Figure record extracts
++++
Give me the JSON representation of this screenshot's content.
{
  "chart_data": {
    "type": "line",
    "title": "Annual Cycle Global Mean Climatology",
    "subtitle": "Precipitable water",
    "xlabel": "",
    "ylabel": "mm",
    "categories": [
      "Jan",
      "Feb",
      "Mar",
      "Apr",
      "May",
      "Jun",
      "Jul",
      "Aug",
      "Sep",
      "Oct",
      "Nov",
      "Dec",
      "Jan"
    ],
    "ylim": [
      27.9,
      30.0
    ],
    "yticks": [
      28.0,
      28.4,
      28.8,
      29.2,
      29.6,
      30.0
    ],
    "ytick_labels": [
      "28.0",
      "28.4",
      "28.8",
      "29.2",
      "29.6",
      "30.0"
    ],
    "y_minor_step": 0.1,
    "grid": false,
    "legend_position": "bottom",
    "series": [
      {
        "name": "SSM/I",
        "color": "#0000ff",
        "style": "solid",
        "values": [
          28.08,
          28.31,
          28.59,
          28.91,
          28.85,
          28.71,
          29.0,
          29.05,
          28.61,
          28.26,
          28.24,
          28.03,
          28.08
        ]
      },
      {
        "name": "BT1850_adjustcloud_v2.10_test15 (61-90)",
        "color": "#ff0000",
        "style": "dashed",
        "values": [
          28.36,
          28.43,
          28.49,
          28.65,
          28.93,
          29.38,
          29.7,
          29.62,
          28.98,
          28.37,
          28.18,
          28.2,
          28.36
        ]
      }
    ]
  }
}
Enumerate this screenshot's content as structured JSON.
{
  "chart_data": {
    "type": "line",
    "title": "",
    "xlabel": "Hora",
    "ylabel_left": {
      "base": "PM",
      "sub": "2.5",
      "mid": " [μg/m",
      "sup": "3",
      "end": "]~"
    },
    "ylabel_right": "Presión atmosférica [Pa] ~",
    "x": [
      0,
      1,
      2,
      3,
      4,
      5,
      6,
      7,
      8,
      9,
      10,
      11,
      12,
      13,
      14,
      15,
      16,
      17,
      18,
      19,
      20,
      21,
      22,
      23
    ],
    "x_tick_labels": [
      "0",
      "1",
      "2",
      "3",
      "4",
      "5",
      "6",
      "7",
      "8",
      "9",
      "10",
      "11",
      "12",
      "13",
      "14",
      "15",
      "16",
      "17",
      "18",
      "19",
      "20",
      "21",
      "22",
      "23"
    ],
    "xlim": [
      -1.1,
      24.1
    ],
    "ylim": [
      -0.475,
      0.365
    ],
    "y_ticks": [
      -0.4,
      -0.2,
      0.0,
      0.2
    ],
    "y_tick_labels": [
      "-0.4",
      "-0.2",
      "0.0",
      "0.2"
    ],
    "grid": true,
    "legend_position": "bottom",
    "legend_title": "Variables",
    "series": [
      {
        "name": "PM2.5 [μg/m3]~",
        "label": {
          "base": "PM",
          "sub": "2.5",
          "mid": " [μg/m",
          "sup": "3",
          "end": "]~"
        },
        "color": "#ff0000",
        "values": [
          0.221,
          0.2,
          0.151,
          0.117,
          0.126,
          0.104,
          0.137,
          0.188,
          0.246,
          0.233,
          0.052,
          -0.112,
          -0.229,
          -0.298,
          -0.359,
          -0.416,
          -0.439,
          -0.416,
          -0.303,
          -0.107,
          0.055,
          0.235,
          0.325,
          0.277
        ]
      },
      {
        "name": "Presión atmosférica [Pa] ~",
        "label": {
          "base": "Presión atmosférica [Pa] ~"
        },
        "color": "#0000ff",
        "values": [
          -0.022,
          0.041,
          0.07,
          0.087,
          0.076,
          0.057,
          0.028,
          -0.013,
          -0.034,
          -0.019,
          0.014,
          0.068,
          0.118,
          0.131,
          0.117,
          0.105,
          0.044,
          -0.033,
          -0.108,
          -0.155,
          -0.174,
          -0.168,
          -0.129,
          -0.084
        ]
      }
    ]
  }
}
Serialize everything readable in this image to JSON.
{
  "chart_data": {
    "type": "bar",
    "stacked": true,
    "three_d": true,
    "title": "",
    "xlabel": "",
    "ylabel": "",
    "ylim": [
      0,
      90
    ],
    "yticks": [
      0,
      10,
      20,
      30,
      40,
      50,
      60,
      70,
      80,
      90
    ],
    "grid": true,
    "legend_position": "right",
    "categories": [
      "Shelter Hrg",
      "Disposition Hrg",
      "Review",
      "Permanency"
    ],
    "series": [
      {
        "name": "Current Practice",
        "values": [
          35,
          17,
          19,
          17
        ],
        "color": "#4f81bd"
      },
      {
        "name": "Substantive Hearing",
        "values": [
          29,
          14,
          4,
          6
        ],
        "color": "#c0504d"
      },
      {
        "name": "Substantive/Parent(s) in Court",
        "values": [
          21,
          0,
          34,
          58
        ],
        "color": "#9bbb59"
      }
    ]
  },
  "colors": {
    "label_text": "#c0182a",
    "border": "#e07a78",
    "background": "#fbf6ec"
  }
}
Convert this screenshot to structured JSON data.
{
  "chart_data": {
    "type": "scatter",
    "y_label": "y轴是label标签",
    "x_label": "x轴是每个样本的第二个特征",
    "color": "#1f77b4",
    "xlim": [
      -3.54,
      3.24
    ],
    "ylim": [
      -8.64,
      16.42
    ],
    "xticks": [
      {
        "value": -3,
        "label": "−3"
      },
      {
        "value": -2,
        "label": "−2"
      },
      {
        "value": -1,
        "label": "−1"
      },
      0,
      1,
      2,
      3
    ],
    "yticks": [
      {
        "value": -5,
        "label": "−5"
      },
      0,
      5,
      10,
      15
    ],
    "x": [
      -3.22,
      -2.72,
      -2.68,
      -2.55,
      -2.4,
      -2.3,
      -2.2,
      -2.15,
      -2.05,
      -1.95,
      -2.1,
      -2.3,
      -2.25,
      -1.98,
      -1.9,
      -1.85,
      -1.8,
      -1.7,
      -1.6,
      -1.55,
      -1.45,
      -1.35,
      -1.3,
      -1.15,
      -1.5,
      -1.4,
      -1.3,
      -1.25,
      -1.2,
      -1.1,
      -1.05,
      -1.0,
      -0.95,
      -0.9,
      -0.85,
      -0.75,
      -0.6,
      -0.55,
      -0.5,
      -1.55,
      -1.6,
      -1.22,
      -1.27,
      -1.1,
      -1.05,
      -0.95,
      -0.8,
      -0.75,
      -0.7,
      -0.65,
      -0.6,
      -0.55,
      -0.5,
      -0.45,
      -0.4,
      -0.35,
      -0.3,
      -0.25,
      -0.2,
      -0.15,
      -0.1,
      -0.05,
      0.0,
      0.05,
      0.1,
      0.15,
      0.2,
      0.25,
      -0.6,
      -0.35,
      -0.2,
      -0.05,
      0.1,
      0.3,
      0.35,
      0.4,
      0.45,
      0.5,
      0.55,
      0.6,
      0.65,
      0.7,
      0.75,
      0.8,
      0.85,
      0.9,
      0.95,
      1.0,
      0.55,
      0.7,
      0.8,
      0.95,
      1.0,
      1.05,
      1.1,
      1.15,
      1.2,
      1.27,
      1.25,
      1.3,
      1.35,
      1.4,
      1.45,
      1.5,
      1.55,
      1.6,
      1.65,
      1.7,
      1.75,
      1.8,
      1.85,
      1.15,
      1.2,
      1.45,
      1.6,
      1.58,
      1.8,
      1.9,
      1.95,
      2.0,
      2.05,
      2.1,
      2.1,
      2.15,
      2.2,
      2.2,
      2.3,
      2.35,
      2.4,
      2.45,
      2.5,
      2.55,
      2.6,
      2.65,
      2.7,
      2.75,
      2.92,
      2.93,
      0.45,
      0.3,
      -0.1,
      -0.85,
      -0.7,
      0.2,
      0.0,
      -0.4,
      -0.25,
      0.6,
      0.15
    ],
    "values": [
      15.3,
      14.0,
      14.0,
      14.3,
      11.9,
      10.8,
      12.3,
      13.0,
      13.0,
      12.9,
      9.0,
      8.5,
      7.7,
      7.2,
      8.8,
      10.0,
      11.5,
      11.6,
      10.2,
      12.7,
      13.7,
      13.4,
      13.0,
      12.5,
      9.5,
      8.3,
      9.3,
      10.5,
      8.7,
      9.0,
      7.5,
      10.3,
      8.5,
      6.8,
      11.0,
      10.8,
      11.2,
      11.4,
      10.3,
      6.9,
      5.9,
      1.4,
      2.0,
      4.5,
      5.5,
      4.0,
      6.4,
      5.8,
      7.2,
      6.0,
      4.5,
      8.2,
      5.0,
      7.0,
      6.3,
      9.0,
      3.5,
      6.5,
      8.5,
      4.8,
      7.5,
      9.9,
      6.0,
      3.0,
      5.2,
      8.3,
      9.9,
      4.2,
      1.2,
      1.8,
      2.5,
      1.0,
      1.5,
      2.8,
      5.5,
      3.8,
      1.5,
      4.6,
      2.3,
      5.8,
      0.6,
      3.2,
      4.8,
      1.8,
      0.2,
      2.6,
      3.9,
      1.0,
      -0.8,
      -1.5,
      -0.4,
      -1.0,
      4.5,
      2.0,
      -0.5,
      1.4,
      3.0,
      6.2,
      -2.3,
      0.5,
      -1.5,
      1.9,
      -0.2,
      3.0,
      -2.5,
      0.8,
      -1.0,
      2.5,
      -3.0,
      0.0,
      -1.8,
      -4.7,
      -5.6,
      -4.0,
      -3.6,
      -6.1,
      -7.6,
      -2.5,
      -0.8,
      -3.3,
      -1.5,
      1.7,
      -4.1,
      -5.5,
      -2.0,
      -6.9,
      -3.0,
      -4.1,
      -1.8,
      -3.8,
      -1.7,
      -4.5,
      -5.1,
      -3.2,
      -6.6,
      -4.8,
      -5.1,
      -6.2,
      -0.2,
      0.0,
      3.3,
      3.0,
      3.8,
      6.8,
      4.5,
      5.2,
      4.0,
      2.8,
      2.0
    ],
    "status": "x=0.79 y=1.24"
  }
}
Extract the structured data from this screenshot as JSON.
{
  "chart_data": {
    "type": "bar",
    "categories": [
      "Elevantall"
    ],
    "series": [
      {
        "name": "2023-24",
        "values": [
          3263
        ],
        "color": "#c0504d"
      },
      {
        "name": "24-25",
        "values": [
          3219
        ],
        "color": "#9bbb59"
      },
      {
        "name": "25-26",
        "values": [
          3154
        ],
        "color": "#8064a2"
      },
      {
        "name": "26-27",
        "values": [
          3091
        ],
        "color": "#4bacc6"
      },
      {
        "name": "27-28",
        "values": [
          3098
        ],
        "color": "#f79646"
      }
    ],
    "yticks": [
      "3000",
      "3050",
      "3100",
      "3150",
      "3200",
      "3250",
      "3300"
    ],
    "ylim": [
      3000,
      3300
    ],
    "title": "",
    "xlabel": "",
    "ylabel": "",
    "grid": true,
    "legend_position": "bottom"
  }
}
++++
Look through the material and say how many lines hold "name". Give the number only.

(Response): 12